● **Task to carry out**
Give all of the lines again, with nothing added or dropped.

● **Material for this task**

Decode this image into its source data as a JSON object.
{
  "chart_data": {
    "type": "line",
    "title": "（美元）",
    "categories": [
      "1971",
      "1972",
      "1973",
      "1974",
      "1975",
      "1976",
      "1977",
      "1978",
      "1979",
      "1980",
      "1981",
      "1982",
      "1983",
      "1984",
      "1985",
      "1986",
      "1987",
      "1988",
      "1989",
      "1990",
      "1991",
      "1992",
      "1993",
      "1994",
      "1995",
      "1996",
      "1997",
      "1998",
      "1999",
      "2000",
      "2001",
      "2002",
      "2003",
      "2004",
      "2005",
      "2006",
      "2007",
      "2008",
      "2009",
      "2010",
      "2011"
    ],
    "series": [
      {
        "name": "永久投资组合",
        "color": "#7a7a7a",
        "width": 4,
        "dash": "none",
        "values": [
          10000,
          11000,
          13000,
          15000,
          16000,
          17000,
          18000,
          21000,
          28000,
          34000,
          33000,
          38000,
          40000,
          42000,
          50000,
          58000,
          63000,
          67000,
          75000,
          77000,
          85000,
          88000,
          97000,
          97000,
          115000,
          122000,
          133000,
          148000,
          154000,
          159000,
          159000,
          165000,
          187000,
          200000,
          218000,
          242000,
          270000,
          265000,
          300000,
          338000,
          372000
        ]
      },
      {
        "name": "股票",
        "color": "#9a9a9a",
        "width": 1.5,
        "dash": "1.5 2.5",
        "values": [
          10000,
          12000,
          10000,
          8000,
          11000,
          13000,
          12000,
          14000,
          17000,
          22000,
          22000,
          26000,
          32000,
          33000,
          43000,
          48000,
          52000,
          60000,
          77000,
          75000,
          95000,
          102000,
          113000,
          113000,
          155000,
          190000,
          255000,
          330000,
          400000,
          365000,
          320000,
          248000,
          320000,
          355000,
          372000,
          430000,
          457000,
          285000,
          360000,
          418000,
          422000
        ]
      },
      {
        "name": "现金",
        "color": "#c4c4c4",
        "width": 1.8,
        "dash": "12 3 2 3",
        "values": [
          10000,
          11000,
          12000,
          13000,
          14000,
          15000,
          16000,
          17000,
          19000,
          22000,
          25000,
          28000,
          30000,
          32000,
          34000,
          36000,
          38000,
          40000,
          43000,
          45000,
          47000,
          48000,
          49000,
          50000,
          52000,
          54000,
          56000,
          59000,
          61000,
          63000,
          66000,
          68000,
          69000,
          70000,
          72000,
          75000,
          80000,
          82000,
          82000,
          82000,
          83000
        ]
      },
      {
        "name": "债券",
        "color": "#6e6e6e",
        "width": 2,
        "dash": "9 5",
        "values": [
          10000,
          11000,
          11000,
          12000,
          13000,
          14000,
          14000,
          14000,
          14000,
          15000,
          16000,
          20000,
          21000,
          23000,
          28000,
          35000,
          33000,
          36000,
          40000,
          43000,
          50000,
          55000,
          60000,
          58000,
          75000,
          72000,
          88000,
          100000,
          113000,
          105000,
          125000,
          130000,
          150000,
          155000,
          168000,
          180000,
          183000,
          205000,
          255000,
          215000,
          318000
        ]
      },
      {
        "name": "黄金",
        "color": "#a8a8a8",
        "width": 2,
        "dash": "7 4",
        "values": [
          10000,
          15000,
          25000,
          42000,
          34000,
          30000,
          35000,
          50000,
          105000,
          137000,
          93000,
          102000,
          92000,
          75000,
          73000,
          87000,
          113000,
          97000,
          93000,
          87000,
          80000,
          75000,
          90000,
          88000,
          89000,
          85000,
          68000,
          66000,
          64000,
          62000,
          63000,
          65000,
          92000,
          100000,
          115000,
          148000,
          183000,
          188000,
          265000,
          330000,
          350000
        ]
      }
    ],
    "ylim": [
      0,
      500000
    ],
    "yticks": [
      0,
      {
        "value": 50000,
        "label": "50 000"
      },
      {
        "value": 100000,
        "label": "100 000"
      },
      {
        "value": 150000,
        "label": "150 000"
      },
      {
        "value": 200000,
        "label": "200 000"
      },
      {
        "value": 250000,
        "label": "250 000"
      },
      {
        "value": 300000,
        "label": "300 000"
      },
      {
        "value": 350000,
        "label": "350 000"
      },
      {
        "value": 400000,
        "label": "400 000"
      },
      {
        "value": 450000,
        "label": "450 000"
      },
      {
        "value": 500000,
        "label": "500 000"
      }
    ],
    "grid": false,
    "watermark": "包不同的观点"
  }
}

● **Solution to this problem**
Decode this image into its source data as a JSON object.
{
  "chart_data": {
    "type": "line",
    "title": "（美元）",
    "categories": [
      "1971",
      "1972",
      "1973",
      "1974",
      "1975",
      "1976",
      "1977",
      "1978",
      "1979",
      "1980",
      "1981",
      "1982",
      "1983",
      "1984",
      "1985",
      "1986",
      "1987",
      "1988",
      "1989",
      "1990",
      "1991",
      "1992",
      "1993",
      "1994",
      "1995",
      "1996",
      "1997",
      "1998",
      "1999",
      "2000",
      "2001",
      "2002",
      "2003",
      "2004",
      "2005",
      "2006",
      "2007",
      "2008",
      "2009",
      "2010",
      "2011"
    ],
    "series": [
      {
        "name": "永久投资组合",
        "color": "#7a7a7a",
        "width": 4,
        "dash": "none",
        "values": [
          10000,
          11000,
          13000,
          15000,
          16000,
          17000,
          18000,
          21000,
          28000,
          34000,
          33000,
          38000,
          40000,
          42000,
          50000,
          58000,
          63000,
          67000,
          75000,
          77000,
          85000,
          88000,
          97000,
          97000,
          115000,
          122000,
          133000,
          148000,
          154000,
          159000,
          159000,
          165000,
          187000,
          200000,
          218000,
          242000,
          270000,
          265000,
          300000,
          338000,
          372000
        ]
      },
      {
        "name": "股票",
        "color": "#9a9a9a",
        "width": 1.5,
        "dash": "1.5 2.5",
        "values": [
          10000,
          12000,
          10000,
          8000,
          11000,
          13000,
          12000,
          14000,
          17000,
          22000,
          22000,
          26000,
          32000,
          33000,
          43000,
          48000,
          52000,
          60000,
          77000,
          75000,
          95000,
          102000,
          113000,
          113000,
          155000,
          190000,
          255000,
          330000,
          400000,
          365000,
          320000,
          248000,
          320000,
          355000,
          372000,
          430000,
          457000,
          285000,
          360000,
          418000,
          422000
        ]
      },
      {
        "name": "现金",
        "color": "#c4c4c4",
        "width": 1.8,
        "dash": "12 3 2 3",
        "values": [
          10000,
          11000,
          12000,
          13000,
          14000,
          15000,
          16000,
          17000,
          19000,
          22000,
          25000,
          28000,
          30000,
          32000,
          34000,
          36000,
          38000,
          40000,
          43000,
          45000,
          47000,
          48000,
          49000,
          50000,
          52000,
          54000,
          56000,
          59000,
          61000,
          63000,
          66000,
          68000,
          69000,
          70000,
          72000,
          75000,
          80000,
          82000,
          82000,
          82000,
          83000
        ]
      },
      {
        "name": "债券",
        "color": "#6e6e6e",
        "width": 2,
        "dash": "9 5",
        "values": [
          10000,
          11000,
          11000,
          12000,
          13000,
          14000,
          14000,
          14000,
          14000,
          15000,
          16000,
          20000,
          21000,
          23000,
          28000,
          35000,
          33000,
          36000,
          40000,
          43000,
          50000,
          55000,
          60000,
          58000,
          75000,
          72000,
          88000,
          100000,
          113000,
          105000,
          125000,
          130000,
          150000,
          155000,
          168000,
          180000,
          183000,
          205000,
          255000,
          215000,
          318000
        ]
      },
      {
        "name": "黄金",
        "color": "#a8a8a8",
        "width": 2,
        "dash": "7 4",
        "values": [
          10000,
          15000,
          25000,
          42000,
          34000,
          30000,
          35000,
          50000,
          105000,
          137000,
          93000,
          102000,
          92000,
          75000,
          73000,
          87000,
          113000,
          97000,
          93000,
          87000,
          80000,
          75000,
          90000,
          88000,
          89000,
          85000,
          68000,
          66000,
          64000,
          62000,
          63000,
          65000,
          92000,
          100000,
          115000,
          148000,
          183000,
          188000,
          265000,
          330000,
          350000
        ]
      }
    ],
    "ylim": [
      0,
      500000
    ],
    "yticks": [
      0,
      {
        "value": 50000,
        "label": "50 000"
      },
      {
        "value": 100000,
        "label": "100 000"
      },
      {
        "value": 150000,
        "label": "150 000"
      },
      {
        "value": 200000,
        "label": "200 000"
      },
      {
        "value": 250000,
        "label": "250 000"
      },
      {
        "value": 300000,
        "label": "300 000"
      },
      {
        "value": 350000,
        "label": "350 000"
      },
      {
        "value": 400000,
        "label": "400 000"
      },
      {
        "value": 450000,
        "label": "450 000"
      },
      {
        "value": 500000,
        "label": "500 000"
      }
    ],
    "grid": false,
    "watermark": "包不同的观点"
  }
}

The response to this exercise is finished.